WHAT YOU SHOULD DO
Please quote the material exactly, every line of it.

RECORDS SUPPLIED
+++++
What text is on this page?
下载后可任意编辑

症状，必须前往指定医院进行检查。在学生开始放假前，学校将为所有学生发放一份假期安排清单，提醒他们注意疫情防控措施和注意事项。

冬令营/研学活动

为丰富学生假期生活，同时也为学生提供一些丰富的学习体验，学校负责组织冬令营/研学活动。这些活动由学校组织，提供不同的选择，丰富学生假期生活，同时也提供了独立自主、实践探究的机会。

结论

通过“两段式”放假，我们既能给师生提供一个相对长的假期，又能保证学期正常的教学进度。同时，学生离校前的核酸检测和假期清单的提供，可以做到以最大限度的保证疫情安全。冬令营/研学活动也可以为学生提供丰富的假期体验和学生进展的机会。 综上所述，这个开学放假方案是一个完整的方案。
+++++
ANSWER BELOW
What text is on this page?
下载后可任意编辑

症状，必须前往指定医院进行检查。在学生开始放假前，学校将为所有学生发放一份假期安排清单，提醒他们注意疫情防控措施和注意事项。

冬令营/研学活动

为丰富学生假期生活，同时也为学生提供一些丰富的学习体验，学校负责组织冬令营/研学活动。这些活动由学校组织，提供不同的选择，丰富学生假期生活，同时也提供了独立自主、实践探究的机会。

结论

通过“两段式”放假，我们既能给师生提供一个相对长的假期，又能保证学期正常的教学进度。同时，学生离校前的核酸检测和假期清单的提供，可以做到以最大限度的保证疫情安全。冬令营/研学活动也可以为学生提供丰富的假期体验和学生进展的机会。 综上所述，这个开学放假方案是一个完整的方案。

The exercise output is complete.